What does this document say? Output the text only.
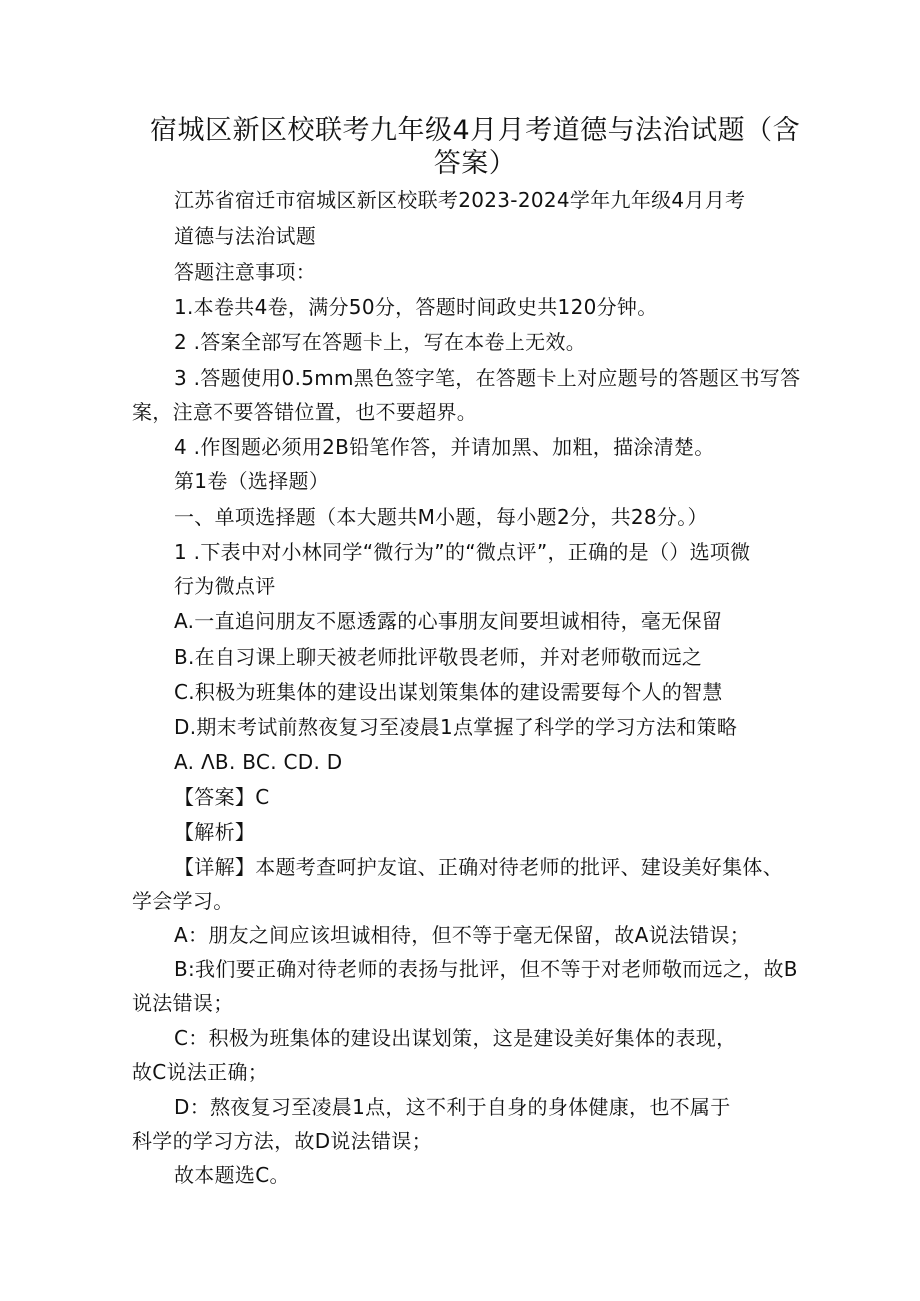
宿城区新区校联考九年级4月月考道德与法治试题（含
答案）
江苏省宿迁市宿城区新区校联考2023-2024学年九年级4月月考
道德与法治试题
答题注意事项：
1.本卷共4卷，满分50分，答题时间政史共120分钟。
2 .答案全部写在答题卡上，写在本卷上无效。
3 .答题使用0.5mm黑色签字笔，在答题卡上对应题号的答题区书写答
案，注意不要答错位置，也不要超界。
4 .作图题必须用2B铅笔作答，并请加黑、加粗，描涂清楚。
第1卷（选择题）
一、单项选择题（本大题共M小题，每小题2分，共28分。）
1 .下表中对小林同学“微行为”的“微点评”，正确的是（）选项微
行为微点评
A.一直追问朋友不愿透露的心事朋友间要坦诚相待，毫无保留
B.在自习课上聊天被老师批评敬畏老师，并对老师敬而远之
C.积极为班集体的建设出谋划策集体的建设需要每个人的智慧
D.期末考试前熬夜复习至凌晨1点掌握了科学的学习方法和策略
A. ΛB. BC. CD. D
【答案】C
【解析】
【详解】本题考查呵护友谊、正确对待老师的批评、建设美好集体、
学会学习。
A：朋友之间应该坦诚相待，但不等于毫无保留，故A说法错误；
B:我们要正确对待老师的表扬与批评，但不等于对老师敬而远之，故B
说法错误；
C：积极为班集体的建设出谋划策，这是建设美好集体的表现，
故C说法正确；
D：熬夜复习至凌晨1点，这不利于自身的身体健康，也不属于
科学的学习方法，故D说法错误；
故本题选C。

☆ ☆ ☆ ☆ ☆ ☆ ☆

**Required task**
The data should be printed again unchanged; leave its pictures out.

**Response**
What does this document say? Output the text only.
宿城区新区校联考九年级4月月考道德与法治试题（含
答案）
江苏省宿迁市宿城区新区校联考2023-2024学年九年级4月月考
道德与法治试题
答题注意事项：
1.本卷共4卷，满分50分，答题时间政史共120分钟。
2 .答案全部写在答题卡上，写在本卷上无效。
3 .答题使用0.5mm黑色签字笔，在答题卡上对应题号的答题区书写答
案，注意不要答错位置，也不要超界。
4 .作图题必须用2B铅笔作答，并请加黑、加粗，描涂清楚。
第1卷（选择题）
一、单项选择题（本大题共M小题，每小题2分，共28分。）
1 .下表中对小林同学“微行为”的“微点评”，正确的是（）选项微
行为微点评
A.一直追问朋友不愿透露的心事朋友间要坦诚相待，毫无保留
B.在自习课上聊天被老师批评敬畏老师，并对老师敬而远之
C.积极为班集体的建设出谋划策集体的建设需要每个人的智慧
D.期末考试前熬夜复习至凌晨1点掌握了科学的学习方法和策略
A. ΛB. BC. CD. D
【答案】C
【解析】
【详解】本题考查呵护友谊、正确对待老师的批评、建设美好集体、
学会学习。
A：朋友之间应该坦诚相待，但不等于毫无保留，故A说法错误；
B:我们要正确对待老师的表扬与批评，但不等于对老师敬而远之，故B
说法错误；
C：积极为班集体的建设出谋划策，这是建设美好集体的表现，
故C说法正确；
D：熬夜复习至凌晨1点，这不利于自身的身体健康，也不属于
科学的学习方法，故D说法错误；
故本题选C。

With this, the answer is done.